## Exercise:
Each of the records must appear again, exactly as it was written.

─── Records to process ───

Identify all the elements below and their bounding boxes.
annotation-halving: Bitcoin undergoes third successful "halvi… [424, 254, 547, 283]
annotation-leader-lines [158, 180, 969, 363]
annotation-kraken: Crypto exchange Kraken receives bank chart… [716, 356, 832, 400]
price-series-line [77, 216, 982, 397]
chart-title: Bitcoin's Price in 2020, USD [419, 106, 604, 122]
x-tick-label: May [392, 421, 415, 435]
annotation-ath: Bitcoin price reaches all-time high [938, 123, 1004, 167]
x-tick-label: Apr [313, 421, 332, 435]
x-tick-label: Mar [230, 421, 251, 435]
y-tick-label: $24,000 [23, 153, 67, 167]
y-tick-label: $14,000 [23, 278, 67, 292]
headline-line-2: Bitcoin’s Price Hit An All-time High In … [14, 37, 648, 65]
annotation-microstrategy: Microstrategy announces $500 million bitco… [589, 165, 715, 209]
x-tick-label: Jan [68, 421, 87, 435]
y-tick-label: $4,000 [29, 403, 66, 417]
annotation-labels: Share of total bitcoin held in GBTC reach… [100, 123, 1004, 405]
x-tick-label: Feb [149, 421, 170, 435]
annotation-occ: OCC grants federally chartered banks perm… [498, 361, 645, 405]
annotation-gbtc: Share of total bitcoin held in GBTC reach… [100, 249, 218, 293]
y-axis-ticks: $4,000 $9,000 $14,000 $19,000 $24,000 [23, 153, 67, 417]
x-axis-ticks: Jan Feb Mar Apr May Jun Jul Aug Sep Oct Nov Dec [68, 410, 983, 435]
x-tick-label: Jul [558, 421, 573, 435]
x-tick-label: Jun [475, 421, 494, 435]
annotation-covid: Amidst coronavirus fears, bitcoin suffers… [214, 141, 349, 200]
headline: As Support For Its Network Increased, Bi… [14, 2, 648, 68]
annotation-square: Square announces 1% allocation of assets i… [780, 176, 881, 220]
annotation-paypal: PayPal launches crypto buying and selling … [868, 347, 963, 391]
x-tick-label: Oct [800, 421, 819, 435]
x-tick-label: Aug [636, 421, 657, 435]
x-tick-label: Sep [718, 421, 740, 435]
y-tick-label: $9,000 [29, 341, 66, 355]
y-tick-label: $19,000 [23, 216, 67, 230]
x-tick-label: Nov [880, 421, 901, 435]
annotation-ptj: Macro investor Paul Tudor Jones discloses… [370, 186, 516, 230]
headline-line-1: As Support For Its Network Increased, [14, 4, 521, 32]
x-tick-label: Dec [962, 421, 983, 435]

───

## Your response:
Identify all the elements below and their bounding boxes.
annotation-halving: Bitcoin undergoes third successful "halvi… [424, 254, 547, 283]
annotation-leader-lines [158, 180, 969, 363]
annotation-kraken: Crypto exchange Kraken receives bank chart… [716, 356, 832, 400]
price-series-line [77, 216, 982, 397]
chart-title: Bitcoin's Price in 2020, USD [419, 106, 604, 122]
x-tick-label: May [392, 421, 415, 435]
annotation-ath: Bitcoin price reaches all-time high [938, 123, 1004, 167]
x-tick-label: Apr [313, 421, 332, 435]
x-tick-label: Mar [230, 421, 251, 435]
y-tick-label: $24,000 [23, 153, 67, 167]
y-tick-label: $14,000 [23, 278, 67, 292]
headline-line-2: Bitcoin’s Price Hit An All-time High In … [14, 37, 648, 65]
annotation-microstrategy: Microstrategy announces $500 million bitco… [589, 165, 715, 209]
x-tick-label: Jan [68, 421, 87, 435]
y-tick-label: $4,000 [29, 403, 66, 417]
annotation-labels: Share of total bitcoin held in GBTC reach… [100, 123, 1004, 405]
x-tick-label: Feb [149, 421, 170, 435]
annotation-occ: OCC grants federally chartered banks perm… [498, 361, 645, 405]
annotation-gbtc: Share of total bitcoin held in GBTC reach… [100, 249, 218, 293]
y-axis-ticks: $4,000 $9,000 $14,000 $19,000 $24,000 [23, 153, 67, 417]
x-axis-ticks: Jan Feb Mar Apr May Jun Jul Aug Sep Oct Nov Dec [68, 410, 983, 435]
x-tick-label: Jul [558, 421, 573, 435]
x-tick-label: Jun [475, 421, 494, 435]
annotation-covid: Amidst coronavirus fears, bitcoin suffers… [214, 141, 349, 200]
headline: As Support For Its Network Increased, Bi… [14, 2, 648, 68]
annotation-square: Square announces 1% allocation of assets i… [780, 176, 881, 220]
annotation-paypal: PayPal launches crypto buying and selling … [868, 347, 963, 391]
x-tick-label: Oct [800, 421, 819, 435]
x-tick-label: Aug [636, 421, 657, 435]
x-tick-label: Sep [718, 421, 740, 435]
y-tick-label: $9,000 [29, 341, 66, 355]
y-tick-label: $19,000 [23, 216, 67, 230]
x-tick-label: Nov [880, 421, 901, 435]
annotation-ptj: Macro investor Paul Tudor Jones discloses… [370, 186, 516, 230]
headline-line-1: As Support For Its Network Increased, [14, 4, 521, 32]
x-tick-label: Dec [962, 421, 983, 435]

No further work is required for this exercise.